▸ Excerpted text
____________________

# **Substance Lookup with Source Information**
This notebook retrieves chemical information such as CAS number, synonyms, descriptions, and source metadata from PubChem and Wikipedia.

## **Libraries Used**
- `requests`  To make API calls to PubChem and fetch Wikipedia pages.
- `pandas`  For creating and manipulating structured tabular data.
- `BeautifulSoup`  For parsing HTML from Wikipedia.

In [1]:
import requests
import pandas as pd
from bs4 import BeautifulSoup

## **Fetch Data from PubChem REST API**

**Function:** `lookup_pubchem_substance` </br>

This function used the **substance list** to queries the **PubChem API** to retrieve:
1. The **CAS number** of the given substance.
2. A list of **synonyms** for the substance.
3. The **PubChem compound source URL**.
4. The **PubChem synonym source URL**.

In [2]:
def lookup_pubchem_substance(substance_name):
    base_url = "https://pubchem.ncbi.nlm.nih.gov/rest/pug/compound/name/"
    url = f"{base_url}{substance_name}/property/IUPACName,MolecularFormula,MolecularWeight,CanonicalSMILES,IsomericSMILES/JSON"
    response = requests.get(url)
    if response.status_code == 200:
        data = response.json()
        try:
            compound_id = data['PropertyTable']['Properties'][0]['CID']
            cas_url = f"https://pubchem.ncbi.nlm.nih.gov/rest/pug/compound/cid/{compound_id}/synonyms/JSON"
            cas_response = requests.get(cas_url)
            if cas_response.status_code == 200:
                synonyms_data = cas_response.json()
                synonyms = synonyms_data['InformationList']['Information'][0]['Synonym']
                cas_number = next((s for s in synonyms if s.count('-') == 2 and s.replace('-', '').isdigit()), 'N/A')
                compound_source = f"https://pubchem.ncbi.nlm.nih.gov/compound/{compound_id}"
                synonym_source = f"https://pubchem.ncbi.nlm.nih.gov/rest/pug/compound/name/{cas_number}/synonyms/JSON"
                description, record_title, record_source, record_url, source_description, source_license = get_pubchem_description_and_source(compound_id)
                return cas_number, synonyms, compound_source, synonym_source, description, record_title, record_source, record_url, source_description, source_license
        except KeyError:
            return "N/A", [], "N/A", "N/A", "N/A", "N/A", "N/A", "N/A", "N/A", "N/A"
    return "N/A", [], "N/A", "N/A", "N/A", "N/A", "N/A", "N/A", "N/A", "N/A"

____________________

▸ Records provided
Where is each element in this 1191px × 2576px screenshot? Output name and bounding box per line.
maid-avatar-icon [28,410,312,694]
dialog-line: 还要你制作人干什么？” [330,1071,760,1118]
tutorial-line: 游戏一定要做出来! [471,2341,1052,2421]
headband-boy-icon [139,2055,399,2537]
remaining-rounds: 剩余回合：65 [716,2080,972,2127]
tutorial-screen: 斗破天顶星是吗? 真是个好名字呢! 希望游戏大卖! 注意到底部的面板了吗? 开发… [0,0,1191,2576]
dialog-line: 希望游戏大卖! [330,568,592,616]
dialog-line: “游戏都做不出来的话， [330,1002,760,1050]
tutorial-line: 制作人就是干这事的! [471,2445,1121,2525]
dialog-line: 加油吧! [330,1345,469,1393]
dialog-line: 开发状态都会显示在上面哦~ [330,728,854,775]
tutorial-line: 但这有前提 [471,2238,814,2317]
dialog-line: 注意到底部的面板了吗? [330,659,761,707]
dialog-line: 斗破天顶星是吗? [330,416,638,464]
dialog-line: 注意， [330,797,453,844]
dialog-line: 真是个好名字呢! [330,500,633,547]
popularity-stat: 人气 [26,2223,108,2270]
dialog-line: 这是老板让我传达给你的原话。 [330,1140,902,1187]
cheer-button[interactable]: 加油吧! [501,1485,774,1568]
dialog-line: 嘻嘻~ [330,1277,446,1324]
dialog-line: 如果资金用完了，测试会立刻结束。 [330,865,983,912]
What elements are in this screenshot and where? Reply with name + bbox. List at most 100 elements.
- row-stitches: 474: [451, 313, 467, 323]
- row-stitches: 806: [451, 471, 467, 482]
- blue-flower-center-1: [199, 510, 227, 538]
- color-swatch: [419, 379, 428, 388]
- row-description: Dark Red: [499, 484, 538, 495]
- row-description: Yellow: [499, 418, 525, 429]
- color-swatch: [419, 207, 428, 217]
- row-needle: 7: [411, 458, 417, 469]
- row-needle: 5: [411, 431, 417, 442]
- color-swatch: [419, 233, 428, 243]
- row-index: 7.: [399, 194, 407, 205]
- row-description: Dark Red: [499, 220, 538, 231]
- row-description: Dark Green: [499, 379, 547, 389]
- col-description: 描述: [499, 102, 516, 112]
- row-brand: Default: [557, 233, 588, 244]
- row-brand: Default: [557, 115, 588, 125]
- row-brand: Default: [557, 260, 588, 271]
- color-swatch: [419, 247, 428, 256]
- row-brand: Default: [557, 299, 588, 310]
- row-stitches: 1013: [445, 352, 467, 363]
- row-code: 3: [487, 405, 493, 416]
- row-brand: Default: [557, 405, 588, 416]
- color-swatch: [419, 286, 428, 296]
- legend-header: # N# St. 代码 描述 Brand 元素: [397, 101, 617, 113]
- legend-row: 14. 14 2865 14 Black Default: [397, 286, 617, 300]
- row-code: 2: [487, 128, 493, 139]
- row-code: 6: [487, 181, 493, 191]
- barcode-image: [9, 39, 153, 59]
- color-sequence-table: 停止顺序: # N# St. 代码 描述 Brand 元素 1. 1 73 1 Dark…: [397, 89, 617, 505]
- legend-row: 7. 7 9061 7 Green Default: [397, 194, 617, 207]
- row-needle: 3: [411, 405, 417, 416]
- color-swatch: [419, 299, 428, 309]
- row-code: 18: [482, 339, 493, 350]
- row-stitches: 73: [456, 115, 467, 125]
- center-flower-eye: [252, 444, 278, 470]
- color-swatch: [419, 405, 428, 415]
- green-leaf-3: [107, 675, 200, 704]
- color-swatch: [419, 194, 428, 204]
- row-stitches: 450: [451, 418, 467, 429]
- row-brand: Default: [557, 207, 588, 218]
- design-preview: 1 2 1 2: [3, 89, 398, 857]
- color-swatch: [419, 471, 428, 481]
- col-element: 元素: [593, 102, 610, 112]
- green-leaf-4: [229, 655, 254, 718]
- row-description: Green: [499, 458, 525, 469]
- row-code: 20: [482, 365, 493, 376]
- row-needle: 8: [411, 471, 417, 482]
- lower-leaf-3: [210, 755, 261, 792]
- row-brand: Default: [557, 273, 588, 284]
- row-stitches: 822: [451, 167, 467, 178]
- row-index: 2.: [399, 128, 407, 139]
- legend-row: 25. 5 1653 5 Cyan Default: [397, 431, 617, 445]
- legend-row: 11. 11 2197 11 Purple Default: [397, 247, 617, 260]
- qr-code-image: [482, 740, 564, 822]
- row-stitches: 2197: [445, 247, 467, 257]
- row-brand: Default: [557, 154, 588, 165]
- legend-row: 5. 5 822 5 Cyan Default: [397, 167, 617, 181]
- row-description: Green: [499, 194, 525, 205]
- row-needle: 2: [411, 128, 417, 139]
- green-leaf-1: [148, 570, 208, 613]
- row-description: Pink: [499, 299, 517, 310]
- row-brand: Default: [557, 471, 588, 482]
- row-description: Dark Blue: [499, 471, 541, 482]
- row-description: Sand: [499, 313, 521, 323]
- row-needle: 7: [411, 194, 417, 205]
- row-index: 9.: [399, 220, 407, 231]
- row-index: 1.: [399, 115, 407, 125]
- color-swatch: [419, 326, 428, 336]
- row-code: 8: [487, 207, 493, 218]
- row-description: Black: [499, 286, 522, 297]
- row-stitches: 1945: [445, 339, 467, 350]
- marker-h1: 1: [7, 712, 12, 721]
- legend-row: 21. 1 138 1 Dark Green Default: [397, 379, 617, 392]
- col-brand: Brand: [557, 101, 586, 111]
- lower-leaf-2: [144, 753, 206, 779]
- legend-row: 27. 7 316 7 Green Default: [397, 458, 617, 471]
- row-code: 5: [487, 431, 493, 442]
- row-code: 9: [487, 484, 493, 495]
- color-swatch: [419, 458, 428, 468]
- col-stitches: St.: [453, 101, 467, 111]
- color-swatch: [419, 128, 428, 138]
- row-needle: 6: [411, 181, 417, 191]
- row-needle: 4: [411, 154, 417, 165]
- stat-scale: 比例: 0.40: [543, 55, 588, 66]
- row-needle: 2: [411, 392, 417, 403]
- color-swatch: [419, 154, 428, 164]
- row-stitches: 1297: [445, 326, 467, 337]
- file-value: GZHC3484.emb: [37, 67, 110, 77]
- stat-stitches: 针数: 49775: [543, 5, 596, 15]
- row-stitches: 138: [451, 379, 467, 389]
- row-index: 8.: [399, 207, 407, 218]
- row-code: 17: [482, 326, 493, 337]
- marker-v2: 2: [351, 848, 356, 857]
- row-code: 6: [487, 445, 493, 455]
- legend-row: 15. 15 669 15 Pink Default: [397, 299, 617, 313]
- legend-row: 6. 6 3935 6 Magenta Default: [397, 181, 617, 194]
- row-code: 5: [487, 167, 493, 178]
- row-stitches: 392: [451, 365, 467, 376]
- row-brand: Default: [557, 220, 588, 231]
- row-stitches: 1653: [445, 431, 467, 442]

____________________

▸ Instructions for the task
Please write out the part of the substance lookup notebook above, from "# **Substance Lookup" up to and including "PubChem and Wikipedia.".

▸ Expected output
# **Substance Lookup with Source Information**
This notebook retrieves chemical information such as CAS number, synonyms, descriptions, and source metadata from PubChem and Wikipedia.